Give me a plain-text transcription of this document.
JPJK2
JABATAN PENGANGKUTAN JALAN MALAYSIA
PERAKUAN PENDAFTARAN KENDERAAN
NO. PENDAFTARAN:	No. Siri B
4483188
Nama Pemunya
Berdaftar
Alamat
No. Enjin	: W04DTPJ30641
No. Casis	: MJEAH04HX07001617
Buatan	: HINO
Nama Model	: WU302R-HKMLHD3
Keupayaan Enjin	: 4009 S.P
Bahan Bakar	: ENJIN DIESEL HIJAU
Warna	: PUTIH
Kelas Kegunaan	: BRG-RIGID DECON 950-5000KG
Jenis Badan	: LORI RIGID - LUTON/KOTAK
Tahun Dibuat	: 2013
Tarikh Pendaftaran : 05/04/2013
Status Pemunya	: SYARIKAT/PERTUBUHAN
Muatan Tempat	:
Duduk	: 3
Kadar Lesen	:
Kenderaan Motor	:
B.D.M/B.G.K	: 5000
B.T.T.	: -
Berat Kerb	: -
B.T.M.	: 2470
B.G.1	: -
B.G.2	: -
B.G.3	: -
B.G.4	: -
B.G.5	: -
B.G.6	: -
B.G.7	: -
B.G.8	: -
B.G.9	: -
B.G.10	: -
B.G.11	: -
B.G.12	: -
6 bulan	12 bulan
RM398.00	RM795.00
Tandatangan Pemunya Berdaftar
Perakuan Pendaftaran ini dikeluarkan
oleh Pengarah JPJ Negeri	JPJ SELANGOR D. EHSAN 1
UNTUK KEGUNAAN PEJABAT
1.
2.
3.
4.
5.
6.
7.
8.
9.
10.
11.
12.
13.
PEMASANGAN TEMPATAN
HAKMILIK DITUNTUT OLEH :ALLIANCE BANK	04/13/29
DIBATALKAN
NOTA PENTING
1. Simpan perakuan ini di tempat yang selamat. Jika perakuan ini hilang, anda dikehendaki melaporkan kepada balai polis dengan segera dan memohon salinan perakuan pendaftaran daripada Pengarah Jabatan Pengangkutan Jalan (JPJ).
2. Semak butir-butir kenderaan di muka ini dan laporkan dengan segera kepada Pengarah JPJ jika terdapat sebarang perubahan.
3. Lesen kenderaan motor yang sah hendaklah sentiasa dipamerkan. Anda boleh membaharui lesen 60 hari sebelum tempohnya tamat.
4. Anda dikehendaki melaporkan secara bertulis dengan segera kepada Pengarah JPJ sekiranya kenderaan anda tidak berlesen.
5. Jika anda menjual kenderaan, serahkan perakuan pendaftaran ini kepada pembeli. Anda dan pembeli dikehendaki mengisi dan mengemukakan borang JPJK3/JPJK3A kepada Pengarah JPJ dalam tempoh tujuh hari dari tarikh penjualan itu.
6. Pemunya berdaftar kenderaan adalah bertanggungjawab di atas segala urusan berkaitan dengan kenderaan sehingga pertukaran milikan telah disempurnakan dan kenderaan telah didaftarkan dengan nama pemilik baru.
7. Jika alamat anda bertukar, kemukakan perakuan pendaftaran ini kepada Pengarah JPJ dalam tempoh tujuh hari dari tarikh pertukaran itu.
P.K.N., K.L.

======

## What is needed:
Collect each line above holding the string "melaporkan".

## Completed exercise:
1. Simpan perakuan ini di tempat yang selamat. Jika perakuan ini hilang, anda dikehendaki melaporkan kepada balai polis dengan segera dan memohon salinan perakuan pendaftaran daripada Pengarah Jabatan Pengangkutan Jalan (JPJ).
4. Anda dikehendaki melaporkan secara bertulis dengan segera kepada Pengarah JPJ sekiranya kenderaan anda tidak berlesen.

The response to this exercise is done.